- _PROBLEM TO SOLVE_
Each record must be retyped in full. No character may differ.

Source data:

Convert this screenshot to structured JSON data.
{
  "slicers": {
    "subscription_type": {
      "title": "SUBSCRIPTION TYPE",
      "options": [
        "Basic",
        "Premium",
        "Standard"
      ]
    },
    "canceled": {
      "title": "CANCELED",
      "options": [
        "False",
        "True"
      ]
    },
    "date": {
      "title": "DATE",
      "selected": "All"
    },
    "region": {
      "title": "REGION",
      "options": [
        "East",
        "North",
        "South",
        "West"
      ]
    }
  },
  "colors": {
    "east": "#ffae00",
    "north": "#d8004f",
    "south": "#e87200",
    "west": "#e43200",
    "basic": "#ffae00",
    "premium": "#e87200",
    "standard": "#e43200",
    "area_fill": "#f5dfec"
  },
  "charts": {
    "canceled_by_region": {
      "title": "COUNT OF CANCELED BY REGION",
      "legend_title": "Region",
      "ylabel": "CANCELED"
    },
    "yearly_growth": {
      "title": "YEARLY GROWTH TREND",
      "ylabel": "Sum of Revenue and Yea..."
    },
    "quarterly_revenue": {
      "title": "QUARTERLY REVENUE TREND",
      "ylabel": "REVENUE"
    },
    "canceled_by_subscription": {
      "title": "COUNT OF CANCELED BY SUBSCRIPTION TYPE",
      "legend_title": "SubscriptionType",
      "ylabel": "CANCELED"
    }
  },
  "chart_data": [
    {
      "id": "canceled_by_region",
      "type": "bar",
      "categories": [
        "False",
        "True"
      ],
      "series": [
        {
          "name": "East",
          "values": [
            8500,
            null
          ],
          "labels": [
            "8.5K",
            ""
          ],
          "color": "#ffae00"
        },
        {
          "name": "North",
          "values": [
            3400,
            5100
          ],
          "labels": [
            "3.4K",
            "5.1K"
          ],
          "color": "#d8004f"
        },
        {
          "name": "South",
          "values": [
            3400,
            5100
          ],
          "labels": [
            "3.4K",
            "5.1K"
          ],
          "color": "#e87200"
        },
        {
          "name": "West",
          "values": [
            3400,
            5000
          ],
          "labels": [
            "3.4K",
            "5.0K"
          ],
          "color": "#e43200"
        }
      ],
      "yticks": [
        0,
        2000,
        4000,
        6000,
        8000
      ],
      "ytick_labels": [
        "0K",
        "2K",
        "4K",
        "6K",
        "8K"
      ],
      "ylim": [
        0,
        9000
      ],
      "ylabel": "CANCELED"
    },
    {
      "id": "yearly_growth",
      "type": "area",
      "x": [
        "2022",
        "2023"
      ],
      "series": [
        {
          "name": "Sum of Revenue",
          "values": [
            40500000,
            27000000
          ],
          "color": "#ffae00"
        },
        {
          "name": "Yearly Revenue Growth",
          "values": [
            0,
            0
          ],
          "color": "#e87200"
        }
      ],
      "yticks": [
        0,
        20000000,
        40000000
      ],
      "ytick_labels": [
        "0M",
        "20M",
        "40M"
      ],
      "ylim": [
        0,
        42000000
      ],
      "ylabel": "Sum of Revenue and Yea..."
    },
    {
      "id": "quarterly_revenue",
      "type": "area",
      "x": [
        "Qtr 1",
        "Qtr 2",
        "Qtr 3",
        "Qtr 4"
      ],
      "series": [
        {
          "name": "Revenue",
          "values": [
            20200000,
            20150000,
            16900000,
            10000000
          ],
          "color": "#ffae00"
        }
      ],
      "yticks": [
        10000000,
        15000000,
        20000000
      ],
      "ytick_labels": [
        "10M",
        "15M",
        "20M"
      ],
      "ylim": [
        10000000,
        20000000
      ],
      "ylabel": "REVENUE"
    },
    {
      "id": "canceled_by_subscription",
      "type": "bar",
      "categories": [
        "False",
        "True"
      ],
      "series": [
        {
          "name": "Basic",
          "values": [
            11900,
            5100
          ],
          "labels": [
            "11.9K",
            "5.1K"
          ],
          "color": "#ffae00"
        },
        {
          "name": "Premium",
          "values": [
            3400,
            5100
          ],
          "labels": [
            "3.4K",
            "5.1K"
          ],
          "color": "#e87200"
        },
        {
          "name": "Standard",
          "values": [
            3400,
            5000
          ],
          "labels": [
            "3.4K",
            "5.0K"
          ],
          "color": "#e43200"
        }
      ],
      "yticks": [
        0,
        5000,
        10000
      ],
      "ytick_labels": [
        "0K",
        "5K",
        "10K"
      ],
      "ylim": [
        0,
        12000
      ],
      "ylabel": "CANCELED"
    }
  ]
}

- _RESPONSE TO THIS EXERCISE_
Convert this screenshot to structured JSON data.
{
  "slicers": {
    "subscription_type": {
      "title": "SUBSCRIPTION TYPE",
      "options": [
        "Basic",
        "Premium",
        "Standard"
      ]
    },
    "canceled": {
      "title": "CANCELED",
      "options": [
        "False",
        "True"
      ]
    },
    "date": {
      "title": "DATE",
      "selected": "All"
    },
    "region": {
      "title": "REGION",
      "options": [
        "East",
        "North",
        "South",
        "West"
      ]
    }
  },
  "colors": {
    "east": "#ffae00",
    "north": "#d8004f",
    "south": "#e87200",
    "west": "#e43200",
    "basic": "#ffae00",
    "premium": "#e87200",
    "standard": "#e43200",
    "area_fill": "#f5dfec"
  },
  "charts": {
    "canceled_by_region": {
      "title": "COUNT OF CANCELED BY REGION",
      "legend_title": "Region",
      "ylabel": "CANCELED"
    },
    "yearly_growth": {
      "title": "YEARLY GROWTH TREND",
      "ylabel": "Sum of Revenue and Yea..."
    },
    "quarterly_revenue": {
      "title": "QUARTERLY REVENUE TREND",
      "ylabel": "REVENUE"
    },
    "canceled_by_subscription": {
      "title": "COUNT OF CANCELED BY SUBSCRIPTION TYPE",
      "legend_title": "SubscriptionType",
      "ylabel": "CANCELED"
    }
  },
  "chart_data": [
    {
      "id": "canceled_by_region",
      "type": "bar",
      "categories": [
        "False",
        "True"
      ],
      "series": [
        {
          "name": "East",
          "values": [
            8500,
            null
          ],
          "labels": [
            "8.5K",
            ""
          ],
          "color": "#ffae00"
        },
        {
          "name": "North",
          "values": [
            3400,
            5100
          ],
          "labels": [
            "3.4K",
            "5.1K"
          ],
          "color": "#d8004f"
        },
        {
          "name": "South",
          "values": [
            3400,
            5100
          ],
          "labels": [
            "3.4K",
            "5.1K"
          ],
          "color": "#e87200"
        },
        {
          "name": "West",
          "values": [
            3400,
            5000
          ],
          "labels": [
            "3.4K",
            "5.0K"
          ],
          "color": "#e43200"
        }
      ],
      "yticks": [
        0,
        2000,
        4000,
        6000,
        8000
      ],
      "ytick_labels": [
        "0K",
        "2K",
        "4K",
        "6K",
        "8K"
      ],
      "ylim": [
        0,
        9000
      ],
      "ylabel": "CANCELED"
    },
    {
      "id": "yearly_growth",
      "type": "area",
      "x": [
        "2022",
        "2023"
      ],
      "series": [
        {
          "name": "Sum of Revenue",
          "values": [
            40500000,
            27000000
          ],
          "color": "#ffae00"
        },
        {
          "name": "Yearly Revenue Growth",
          "values": [
            0,
            0
          ],
          "color": "#e87200"
        }
      ],
      "yticks": [
        0,
        20000000,
        40000000
      ],
      "ytick_labels": [
        "0M",
        "20M",
        "40M"
      ],
      "ylim": [
        0,
        42000000
      ],
      "ylabel": "Sum of Revenue and Yea..."
    },
    {
      "id": "quarterly_revenue",
      "type": "area",
      "x": [
        "Qtr 1",
        "Qtr 2",
        "Qtr 3",
        "Qtr 4"
      ],
      "series": [
        {
          "name": "Revenue",
          "values": [
            20200000,
            20150000,
            16900000,
            10000000
          ],
          "color": "#ffae00"
        }
      ],
      "yticks": [
        10000000,
        15000000,
        20000000
      ],
      "ytick_labels": [
        "10M",
        "15M",
        "20M"
      ],
      "ylim": [
        10000000,
        20000000
      ],
      "ylabel": "REVENUE"
    },
    {
      "id": "canceled_by_subscription",
      "type": "bar",
      "categories": [
        "False",
        "True"
      ],
      "series": [
        {
          "name": "Basic",
          "values": [
            11900,
            5100
          ],
          "labels": [
            "11.9K",
            "5.1K"
          ],
          "color": "#ffae00"
        },
        {
          "name": "Premium",
          "values": [
            3400,
            5100
          ],
          "labels": [
            "3.4K",
            "5.1K"
          ],
          "color": "#e87200"
        },
        {
          "name": "Standard",
          "values": [
            3400,
            5000
          ],
          "labels": [
            "3.4K",
            "5.0K"
          ],
          "color": "#e43200"
        }
      ],
      "yticks": [
        0,
        5000,
        10000
      ],
      "ytick_labels": [
        "0K",
        "5K",
        "10K"
      ],
      "ylim": [
        0,
        12000
      ],
      "ylabel": "CANCELED"
    }
  ]
}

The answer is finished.